WHAT IS NEEDED. Word for word, give the material below again, minus any images.

━━ EXTRACTED ENTRIES

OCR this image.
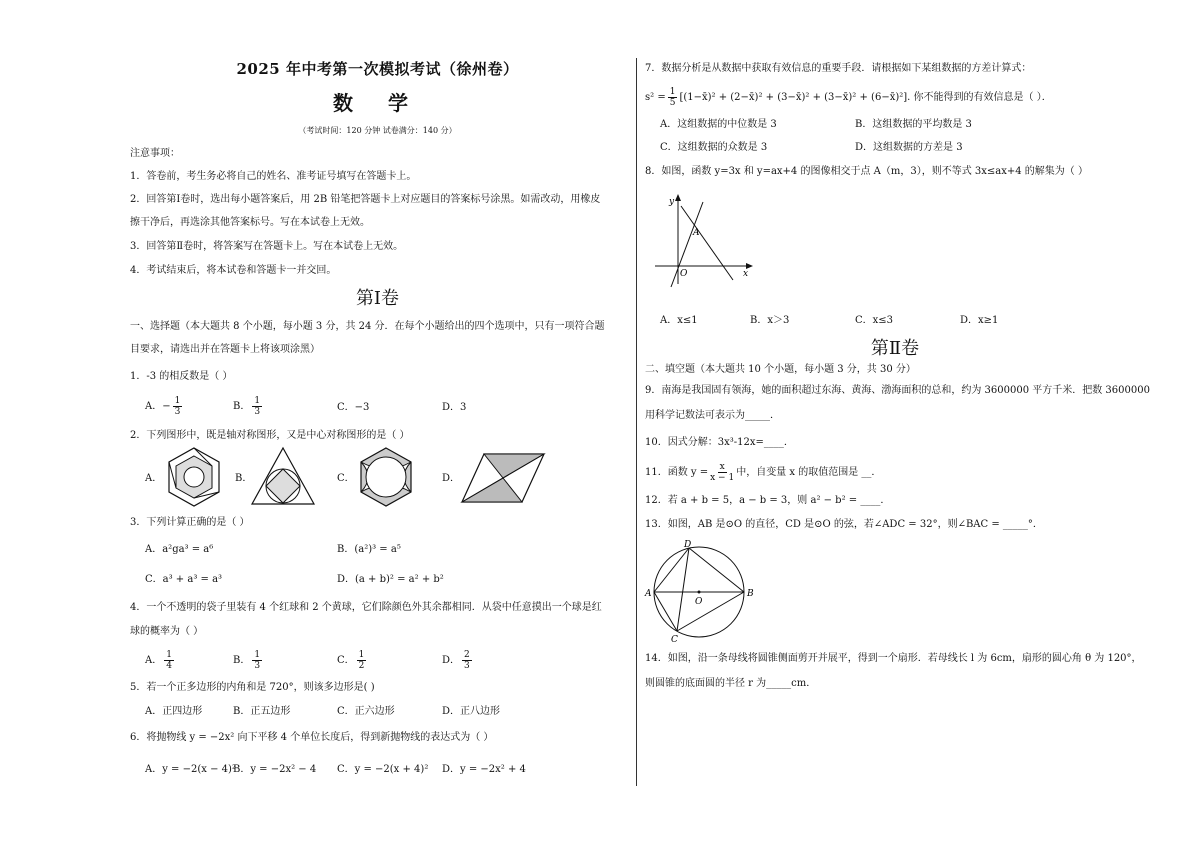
2025 年中考第一次模拟考试（徐州卷）
数 学
（考试时间：120 分钟 试卷满分：140 分）
注意事项：
1．答卷前，考生务必将自己的姓名、准考证号填写在答题卡上。
2．回答第Ⅰ卷时，选出每小题答案后，用 2B 铅笔把答题卡上对应题目的答案标号涂黑。如需改动，用橡皮
擦干净后，再选涂其他答案标号。写在本试卷上无效。
3．回答第Ⅱ卷时，将答案写在答题卡上。写在本试卷上无效。
4．考试结束后，将本试卷和答题卡一并交回。
第Ⅰ卷
一、选择题（本大题共 8 个小题，每小题 3 分，共 24 分．在每个小题给出的四个选项中，只有一项符合题
目要求，请选出并在答题卡上将该项涂黑）
1．-3 的相反数是（ ）
A．− $\frac{1}{3}$	B． $\frac{1}{3}$	C．−3	D．3
2．下列图形中，既是轴对称图形，又是中心对称图形的是（ ）
A．	B．	C．	D．
3．下列计算正确的是（ ）
A．a²ga³ = a⁶	B．(a²)³ = a⁵
C．a³ + a³ = a³	D．(a + b)² = a² + b²
4．一个不透明的袋子里装有 4 个红球和 2 个黄球，它们除颜色外其余都相同．从袋中任意摸出一个球是红
球的概率为（ ）
A． $\frac{1}{4}$	B． $\frac{1}{3}$	C． $\frac{1}{2}$	D． $\frac{2}{3}$
5．若一个正多边形的内角和是 720°，则该多边形是( )
A．正四边形	B．正五边形	C．正六边形	D．正八边形
6．将抛物线 y = −2x² 向下平移 4 个单位长度后，得到新抛物线的表达式为（ ）
A．y = −2(x − 4)²
B．y = −2x² − 4 C．y = −2(x + 4)² D．y = −2x² + 4
7．数据分析是从数据中获取有效信息的重要手段．请根据如下某组数据的方差计算式：
$s^2 = \frac{1}{5}$ [(1−x̄)² + (2−x̄)² + (3−x̄)² + (3−x̄)² + (6−x̄)²]. 你不能得到的有效信息是（ ）．
A．这组数据的中位数是 3	B．这组数据的平均数是 3
C．这组数据的众数是 3	D．这组数据的方差是 3
8．如图，函数 y=3x 和 y=ax+4 的图像相交于点 A（m，3），则不等式 3x≤ax+4 的解集为（ ）
y
x
A
O
A．x≤1	B．x＞3	C．x≤3	D．x≥1
第Ⅱ卷
二、填空题（本大题共 10 个小题，每小题 3 分，共 30 分）
9．南海是我国固有领海，她的面积超过东海、黄海、渤海面积的总和，约为 3600000 平方千米．把数 3600000
用科学记数法可表示为_____．
10．因式分解：3x³-12x=____．
11．函数 $y = \frac{x}{x - 1}$ 中，自变量 x 的取值范围是 __．
12．若 a + b = 5，a − b = 3，则 a² − b² = ____．
13．如图，AB 是⊙O 的直径，CD 是⊙O 的弦，若∠ADC = 32°，则∠BAC = _____°．
D
A
O
B
C
14．如图，沿一条母线将圆锥侧面剪开并展平，得到一个扇形．若母线长 l 为 6cm，扇形的圆心角 θ 为 120°，
则圆锥的底面圆的半径 r 为_____cm．
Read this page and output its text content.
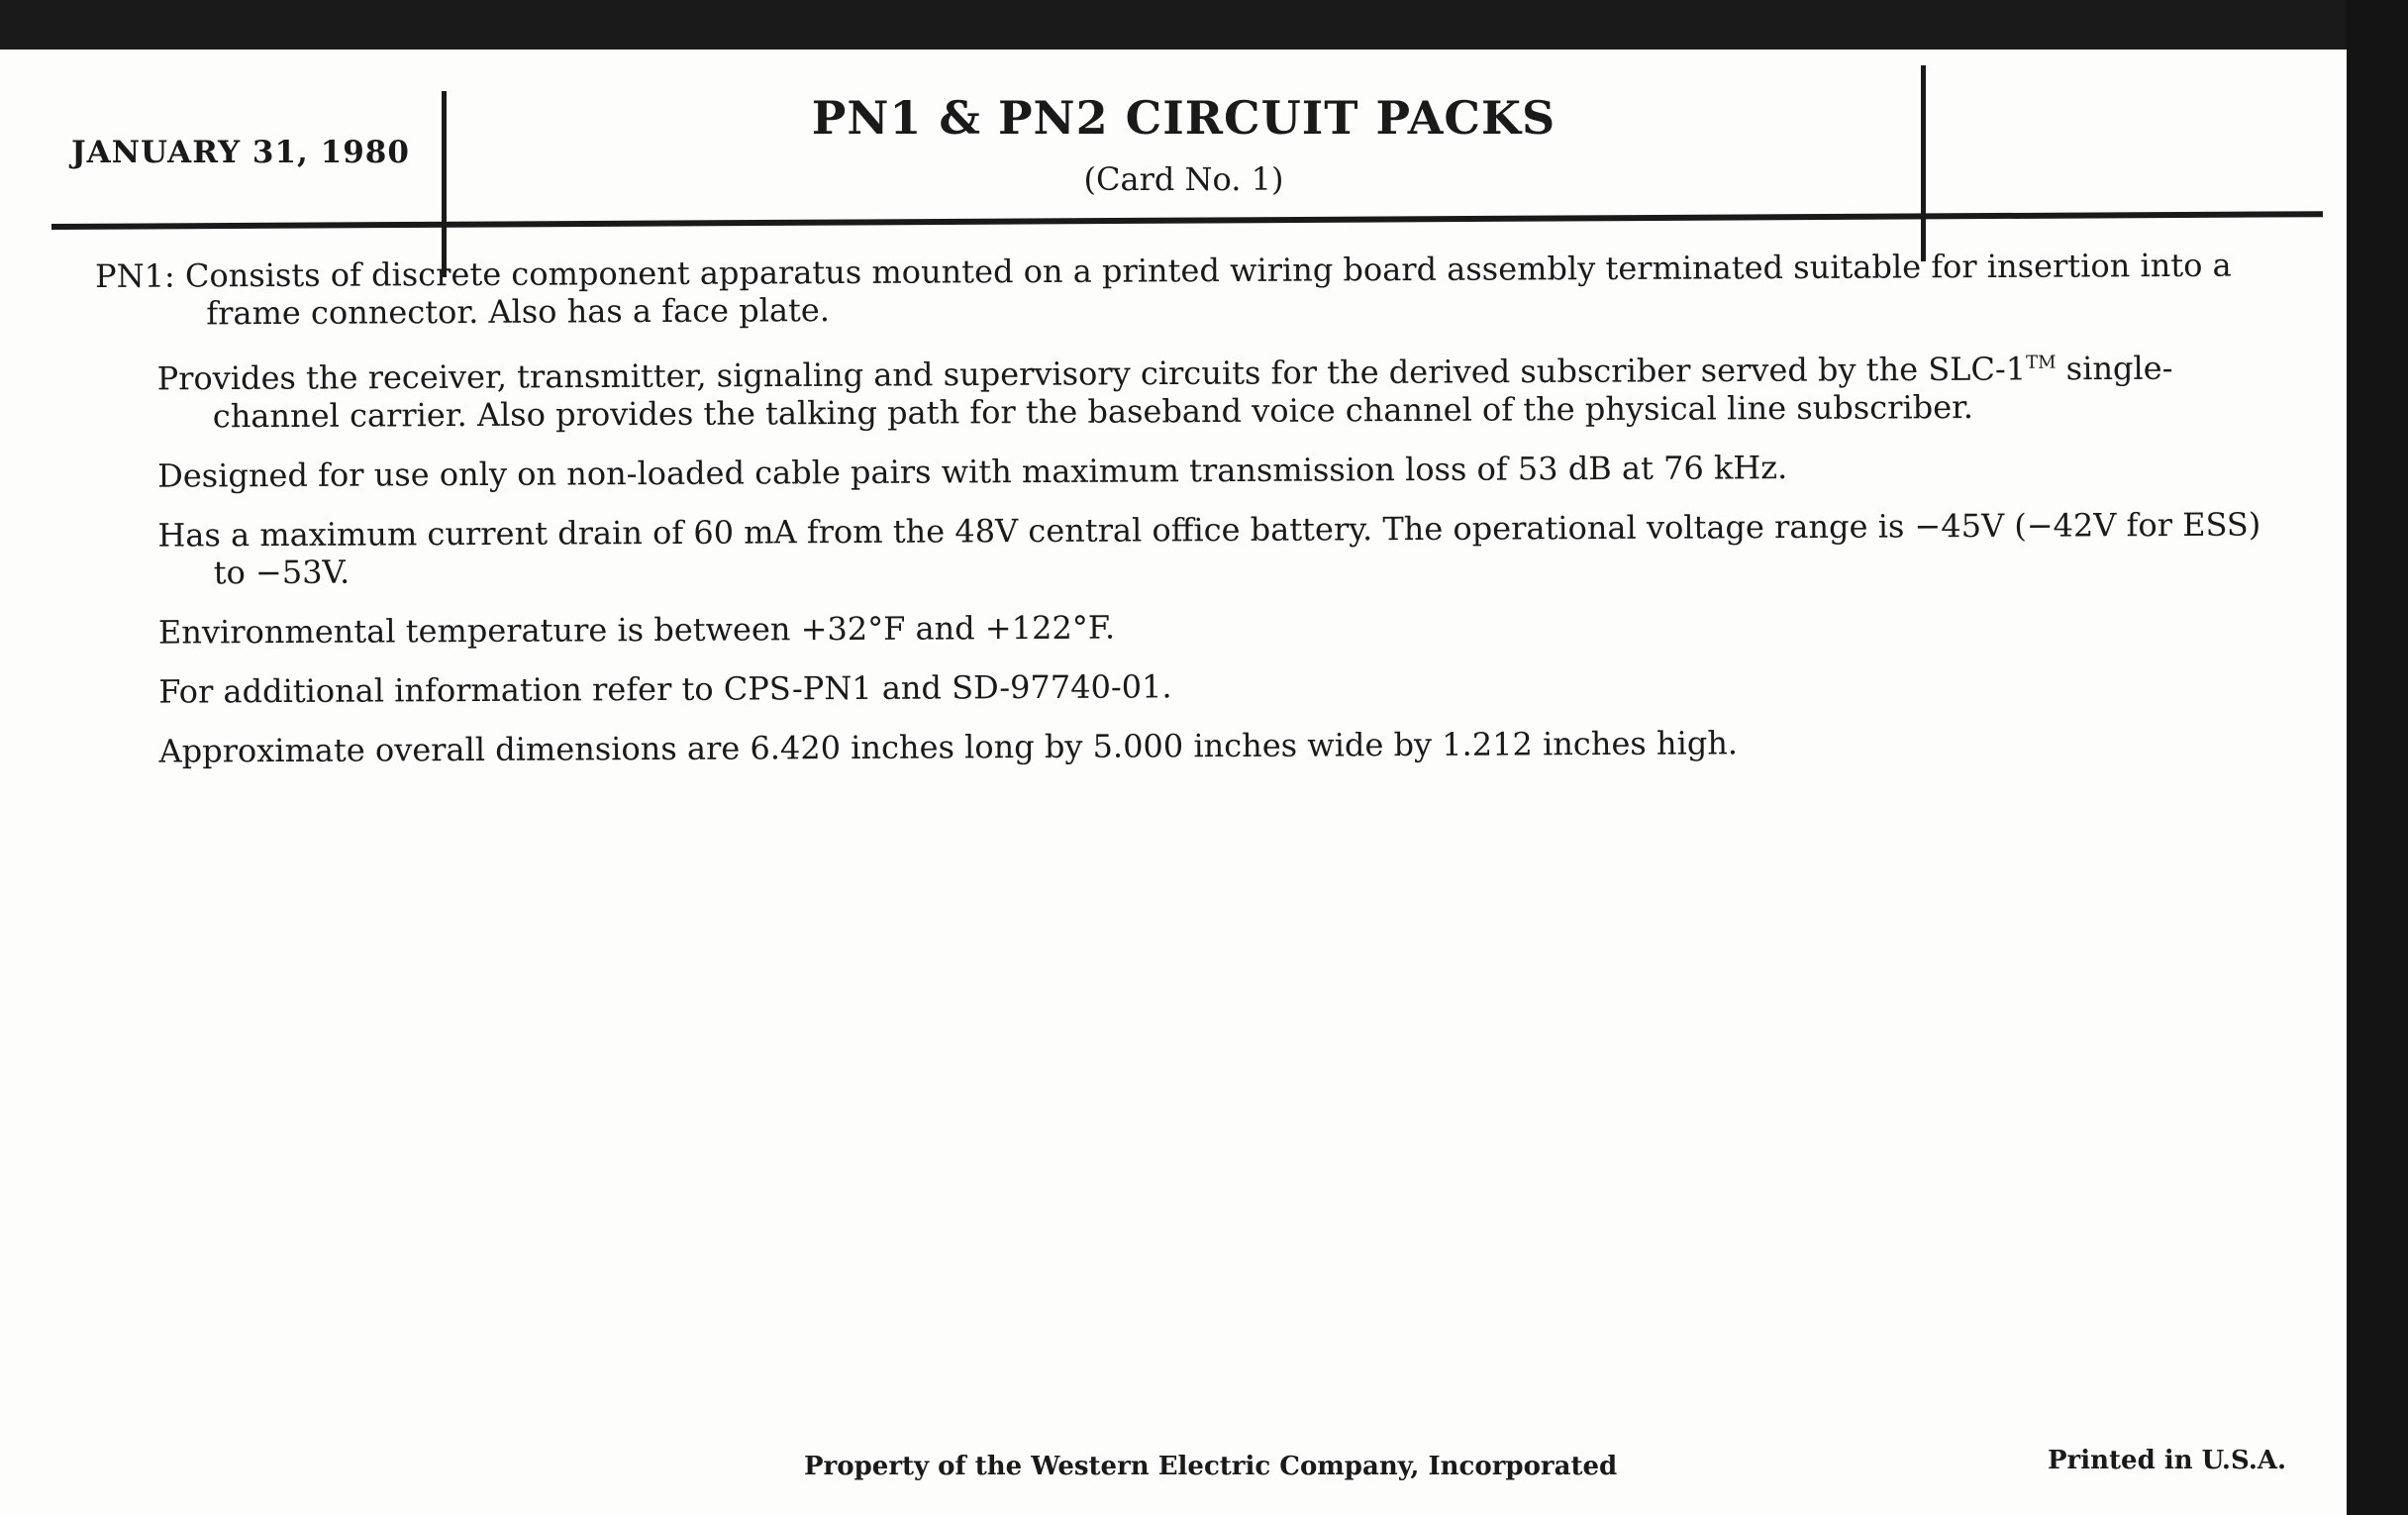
JANUARY 31, 1980
PN1 & PN2 CIRCUIT PACKS
(Card No. 1)

PN1: Consists of discrete component apparatus mounted on a printed wiring board assembly terminated suitable for insertion into a frame connector. Also has a face plate.

Provides the receiver, transmitter, signaling and supervisory circuits for the derived subscriber served by the SLC-1™ single-channel carrier. Also provides the talking path for the baseband voice channel of the physical line subscriber.

Designed for use only on non-loaded cable pairs with maximum transmission loss of 53 dB at 76 kHz.

Has a maximum current drain of 60 mA from the 48V central office battery. The operational voltage range is −45V (−42V for ESS) to −53V.

Environmental temperature is between +32°F and +122°F.

For additional information refer to CPS-PN1 and SD-97740-01.

Approximate overall dimensions are 6.420 inches long by 5.000 inches wide by 1.212 inches high.

Property of the Western Electric Company, Incorporated	Printed in U.S.A.
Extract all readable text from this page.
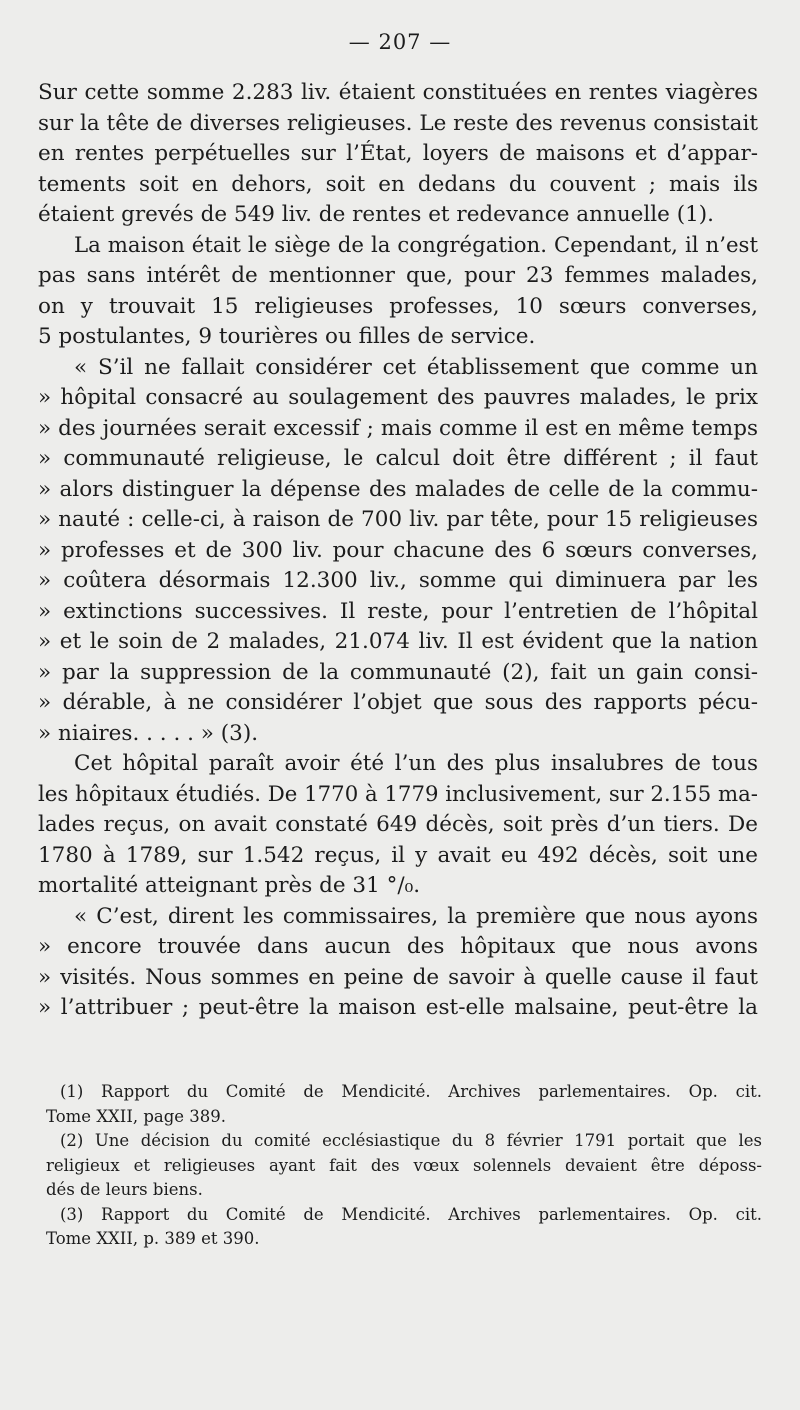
— 207 —
Sur cette somme 2.283 liv. étaient constituées en rentes viagères
sur la tête de diverses religieuses. Le reste des revenus consistait
en rentes perpétuelles sur l’État, loyers de maisons et d’appar-
tements soit en dehors, soit en dedans du couvent ; mais ils
étaient grevés de 549 liv. de rentes et redevance annuelle (1).
La maison était le siège de la congrégation. Cependant, il n’est
pas sans intérêt de mentionner que, pour 23 femmes malades,
on y trouvait 15 religieuses professes, 10 sœurs converses,
5 postulantes, 9 tourières ou filles de service.
« S’il ne fallait considérer cet établissement que comme un
» hôpital consacré au soulagement des pauvres malades, le prix
» des journées serait excessif ; mais comme il est en même temps
» communauté religieuse, le calcul doit être différent ; il faut
» alors distinguer la dépense des malades de celle de la commu-
» nauté : celle-ci, à raison de 700 liv. par tête, pour 15 religieuses
» professes et de 300 liv. pour chacune des 6 sœurs converses,
» coûtera désormais 12.300 liv., somme qui diminuera par les
» extinctions successives. Il reste, pour l’entretien de l’hôpital
» et le soin de 2 malades, 21.074 liv. Il est évident que la nation
» par la suppression de la communauté (2), fait un gain consi-
» dérable, à ne considérer l’objet que sous des rapports pécu-
» niaires. . . . . » (3).
Cet hôpital paraît avoir été l’un des plus insalubres de tous
les hôpitaux étudiés. De 1770 à 1779 inclusivement, sur 2.155 ma-
lades reçus, on avait constaté 649 décès, soit près d’un tiers. De
1780 à 1789, sur 1.542 reçus, il y avait eu 492 décès, soit une
mortalité atteignant près de 31 °/₀.
« C’est, dirent les commissaires, la première que nous ayons
» encore trouvée dans aucun des hôpitaux que nous avons
» visités. Nous sommes en peine de savoir à quelle cause il faut
» l’attribuer ; peut-être la maison est-elle malsaine, peut-être la
(1) Rapport du Comité de Mendicité. Archives parlementaires. Op. cit.
Tome XXII, page 389.
(2) Une décision du comité ecclésiastique du 8 février 1791 portait que les
religieux et religieuses ayant fait des vœux solennels devaient être déposs-
dés de leurs biens.
(3) Rapport du Comité de Mendicité. Archives parlementaires. Op. cit.
Tome XXII, p. 389 et 390.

━━━━

CORRECT ANSWER.
OCR this image.
2025 年中考第一次模拟考试（徐州卷）
数 学
（考试时间：120 分钟 试卷满分：140 分）
注意事项：
1．答卷前，考生务必将自己的姓名、准考证号填写在答题卡上。
2．回答第Ⅰ卷时，选出每小题答案后，用 2B 铅笔把答题卡上对应题目的答案标号涂黑。如需改动，用橡皮
擦干净后，再选涂其他答案标号。写在本试卷上无效。
3．回答第Ⅱ卷时，将答案写在答题卡上。写在本试卷上无效。
4．考试结束后，将本试卷和答题卡一并交回。
第Ⅰ卷
一、选择题（本大题共 8 个小题，每小题 3 分，共 24 分．在每个小题给出的四个选项中，只有一项符合题
目要求，请选出并在答题卡上将该项涂黑）
1．-3 的相反数是（ ）
A．− $\frac{1}{3}$	B． $\frac{1}{3}$	C．−3	D．3
2．下列图形中，既是轴对称图形，又是中心对称图形的是（ ）
A．	B．	C．	D．
3．下列计算正确的是（ ）
A．a²ga³ = a⁶	B．(a²)³ = a⁵
C．a³ + a³ = a³	D．(a + b)² = a² + b²
4．一个不透明的袋子里装有 4 个红球和 2 个黄球，它们除颜色外其余都相同．从袋中任意摸出一个球是红
球的概率为（ ）
A． $\frac{1}{4}$	B． $\frac{1}{3}$	C． $\frac{1}{2}$	D． $\frac{2}{3}$
5．若一个正多边形的内角和是 720°，则该多边形是( )
A．正四边形	B．正五边形	C．正六边形	D．正八边形
6．将抛物线 y = −2x² 向下平移 4 个单位长度后，得到新抛物线的表达式为（ ）
A．y = −2(x − 4)²
B．y = −2x² − 4 C．y = −2(x + 4)² D．y = −2x² + 4
7．数据分析是从数据中获取有效信息的重要手段．请根据如下某组数据的方差计算式：
$s^2 = \frac{1}{5}$ [(1−x̄)² + (2−x̄)² + (3−x̄)² + (3−x̄)² + (6−x̄)²]. 你不能得到的有效信息是（ ）．
A．这组数据的中位数是 3	B．这组数据的平均数是 3
C．这组数据的众数是 3	D．这组数据的方差是 3
8．如图，函数 y=3x 和 y=ax+4 的图像相交于点 A（m，3），则不等式 3x≤ax+4 的解集为（ ）
y
x
A
O
A．x≤1	B．x＞3	C．x≤3	D．x≥1
第Ⅱ卷
二、填空题（本大题共 10 个小题，每小题 3 分，共 30 分）
9．南海是我国固有领海，她的面积超过东海、黄海、渤海面积的总和，约为 3600000 平方千米．把数 3600000
用科学记数法可表示为_____．
10．因式分解：3x³-12x=____．
11．函数 $y = \frac{x}{x - 1}$ 中，自变量 x 的取值范围是 __．
12．若 a + b = 5，a − b = 3，则 a² − b² = ____．
13．如图，AB 是⊙O 的直径，CD 是⊙O 的弦，若∠ADC = 32°，则∠BAC = _____°．
D
A
O
B
C
14．如图，沿一条母线将圆锥侧面剪开并展平，得到一个扇形．若母线长 l 为 6cm，扇形的圆心角 θ 为 120°，
则圆锥的底面圆的半径 r 为_____cm．
Read this page and output its text content.
JANUARY 31, 1980
PN1 & PN2 CIRCUIT PACKS
(Card No. 1)

PN1: Consists of discrete component apparatus mounted on a printed wiring board assembly terminated suitable for insertion into a frame connector. Also has a face plate.

Provides the receiver, transmitter, signaling and supervisory circuits for the derived subscriber served by the SLC-1™ single-channel carrier. Also provides the talking path for the baseband voice channel of the physical line subscriber.

Designed for use only on non-loaded cable pairs with maximum transmission loss of 53 dB at 76 kHz.

Has a maximum current drain of 60 mA from the 48V central office battery. The operational voltage range is −45V (−42V for ESS) to −53V.

Environmental temperature is between +32°F and +122°F.

For additional information refer to CPS-PN1 and SD-97740-01.

Approximate overall dimensions are 6.420 inches long by 5.000 inches wide by 1.212 inches high.

Property of the Western Electric Company, Incorporated	Printed in U.S.A.
Extract all readable text from this page.
— 207 —
Sur cette somme 2.283 liv. étaient constituées en rentes viagères
sur la tête de diverses religieuses. Le reste des revenus consistait
en rentes perpétuelles sur l’État, loyers de maisons et d’appar-
tements soit en dehors, soit en dedans du couvent ; mais ils
étaient grevés de 549 liv. de rentes et redevance annuelle (1).
La maison était le siège de la congrégation. Cependant, il n’est
pas sans intérêt de mentionner que, pour 23 femmes malades,
on y trouvait 15 religieuses professes, 10 sœurs converses,
5 postulantes, 9 tourières ou filles de service.
« S’il ne fallait considérer cet établissement que comme un
» hôpital consacré au soulagement des pauvres malades, le prix
» des journées serait excessif ; mais comme il est en même temps
» communauté religieuse, le calcul doit être différent ; il faut
» alors distinguer la dépense des malades de celle de la commu-
» nauté : celle-ci, à raison de 700 liv. par tête, pour 15 religieuses
» professes et de 300 liv. pour chacune des 6 sœurs converses,
» coûtera désormais 12.300 liv., somme qui diminuera par les
» extinctions successives. Il reste, pour l’entretien de l’hôpital
» et le soin de 2 malades, 21.074 liv. Il est évident que la nation
» par la suppression de la communauté (2), fait un gain consi-
» dérable, à ne considérer l’objet que sous des rapports pécu-
» niaires. . . . . » (3).
Cet hôpital paraît avoir été l’un des plus insalubres de tous
les hôpitaux étudiés. De 1770 à 1779 inclusivement, sur 2.155 ma-
lades reçus, on avait constaté 649 décès, soit près d’un tiers. De
1780 à 1789, sur 1.542 reçus, il y avait eu 492 décès, soit une
mortalité atteignant près de 31 °/₀.
« C’est, dirent les commissaires, la première que nous ayons
» encore trouvée dans aucun des hôpitaux que nous avons
» visités. Nous sommes en peine de savoir à quelle cause il faut
» l’attribuer ; peut-être la maison est-elle malsaine, peut-être la
(1) Rapport du Comité de Mendicité. Archives parlementaires. Op. cit.
Tome XXII, page 389.
(2) Une décision du comité ecclésiastique du 8 février 1791 portait que les
religieux et religieuses ayant fait des vœux solennels devaient être déposs-
dés de leurs biens.
(3) Rapport du Comité de Mendicité. Archives parlementaires. Op. cit.
Tome XXII, p. 389 et 390.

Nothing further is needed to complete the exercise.